YOUR OBJECTIVE: Convert every line of the material below into a Markdown table with two columns, No. and Line, numbering the rows in order and skipping blank lines.

INFORMATION GIVEN:
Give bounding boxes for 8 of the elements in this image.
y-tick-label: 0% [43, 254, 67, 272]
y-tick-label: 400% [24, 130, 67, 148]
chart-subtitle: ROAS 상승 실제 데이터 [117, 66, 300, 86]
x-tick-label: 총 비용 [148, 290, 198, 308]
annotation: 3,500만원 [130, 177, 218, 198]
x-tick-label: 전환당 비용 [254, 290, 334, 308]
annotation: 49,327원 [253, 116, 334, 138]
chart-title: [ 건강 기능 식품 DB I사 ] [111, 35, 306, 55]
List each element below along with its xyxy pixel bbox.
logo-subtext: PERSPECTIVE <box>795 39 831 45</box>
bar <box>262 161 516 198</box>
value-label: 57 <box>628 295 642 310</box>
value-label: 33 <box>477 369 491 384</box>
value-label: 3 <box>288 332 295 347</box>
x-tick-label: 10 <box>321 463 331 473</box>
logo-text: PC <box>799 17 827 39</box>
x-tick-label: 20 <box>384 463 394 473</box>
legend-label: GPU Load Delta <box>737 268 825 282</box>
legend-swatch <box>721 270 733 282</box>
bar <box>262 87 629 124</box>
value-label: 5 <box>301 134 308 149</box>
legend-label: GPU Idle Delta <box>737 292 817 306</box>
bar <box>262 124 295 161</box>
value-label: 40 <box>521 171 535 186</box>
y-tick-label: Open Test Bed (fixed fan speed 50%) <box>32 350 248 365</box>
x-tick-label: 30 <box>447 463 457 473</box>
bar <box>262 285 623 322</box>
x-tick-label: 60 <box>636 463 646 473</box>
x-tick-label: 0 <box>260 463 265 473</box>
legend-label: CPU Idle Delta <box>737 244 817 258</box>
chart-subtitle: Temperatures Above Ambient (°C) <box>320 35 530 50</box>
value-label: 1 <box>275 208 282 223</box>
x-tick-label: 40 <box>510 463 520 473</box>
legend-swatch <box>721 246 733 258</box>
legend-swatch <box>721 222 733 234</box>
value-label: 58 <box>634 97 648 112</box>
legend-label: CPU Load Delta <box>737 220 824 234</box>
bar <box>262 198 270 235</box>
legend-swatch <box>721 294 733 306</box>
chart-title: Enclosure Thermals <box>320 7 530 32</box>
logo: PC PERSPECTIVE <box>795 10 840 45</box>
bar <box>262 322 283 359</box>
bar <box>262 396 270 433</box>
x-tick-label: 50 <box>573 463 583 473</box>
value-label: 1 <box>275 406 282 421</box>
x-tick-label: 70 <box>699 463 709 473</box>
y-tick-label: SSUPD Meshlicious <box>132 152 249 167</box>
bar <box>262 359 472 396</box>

TASK ANSWER:
| No. | Line |
|---|---|
| 1 | Give bounding boxes for 8 of the elements in this image. |
| 2 | y-tick-label: 0% [43, 254, 67, 272] |
| 3 | y-tick-label: 400% [24, 130, 67, 148] |
| 4 | chart-subtitle: ROAS 상승 실제 데이터 [117, 66, 300, 86] |
| 5 | x-tick-label: 총 비용 [148, 290, 198, 308] |
| 6 | annotation: 3,500만원 [130, 177, 218, 198] |
| 7 | x-tick-label: 전환당 비용 [254, 290, 334, 308] |
| 8 | annotation: 49,327원 [253, 116, 334, 138] |
| 9 | chart-title: [ 건강 기능 식품 DB I사 ] [111, 35, 306, 55] |
| 10 | List each element below along with its xyxy pixel bbox. |
| 11 | logo-subtext: PERSPECTIVE <box>795 39 831 45</box> |
| 12 | bar <box>262 161 516 198</box> |
| 13 | value-label: 57 <box>628 295 642 310</box> |
| 14 | value-label: 33 <box>477 369 491 384</box> |
| 15 | value-label: 3 <box>288 332 295 347</box> |
| 16 | x-tick-label: 10 <box>321 463 331 473</box> |
| 17 | logo-text: PC <box>799 17 827 39</box> |
| 18 | x-tick-label: 20 <box>384 463 394 473</box> |
| 19 | legend-label: GPU Load Delta <box>737 268 825 282</box> |
| 20 | legend-swatch <box>721 270 733 282</box> |
| 21 | bar <box>262 87 629 124</box> |
| 22 | value-label: 5 <box>301 134 308 149</box> |
| 23 | legend-label: GPU Idle Delta <box>737 292 817 306</box> |
| 24 | bar <box>262 124 295 161</box> |
| 25 | value-label: 40 <box>521 171 535 186</box> |
| 26 | y-tick-label: Open Test Bed (fixed fan speed 50%) <box>32 350 248 365</box> |
| 27 | x-tick-label: 30 <box>447 463 457 473</box> |
| 28 | bar <box>262 285 623 322</box> |
| 29 | x-tick-label: 60 <box>636 463 646 473</box> |
| 30 | x-tick-label: 0 <box>260 463 265 473</box> |
| 31 | legend-label: CPU Idle Delta <box>737 244 817 258</box> |
| 32 | chart-subtitle: Temperatures Above Ambient (°C) <box>320 35 530 50</box> |
| 33 | value-label: 1 <box>275 208 282 223</box> |
| 34 | x-tick-label: 40 <box>510 463 520 473</box> |
| 35 | legend-swatch <box>721 246 733 258</box> |
| 36 | legend-swatch <box>721 222 733 234</box> |
| 37 | value-label: 58 <box>634 97 648 112</box> |
| 38 | legend-label: CPU Load Delta <box>737 220 824 234</box> |
| 39 | bar <box>262 198 270 235</box> |
| 40 | legend-swatch <box>721 294 733 306</box> |
| 41 | chart-title: Enclosure Thermals <box>320 7 530 32</box> |
| 42 | logo: PC PERSPECTIVE <box>795 10 840 45</box> |
| 43 | bar <box>262 322 283 359</box> |
| 44 | bar <box>262 396 270 433</box> |
| 45 | x-tick-label: 50 <box>573 463 583 473</box> |
| 46 | value-label: 1 <box>275 406 282 421</box> |
| 47 | x-tick-label: 70 <box>699 463 709 473</box> |
| 48 | y-tick-label: SSUPD Meshlicious <box>132 152 249 167</box> |
| 49 | bar <box>262 359 472 396</box> |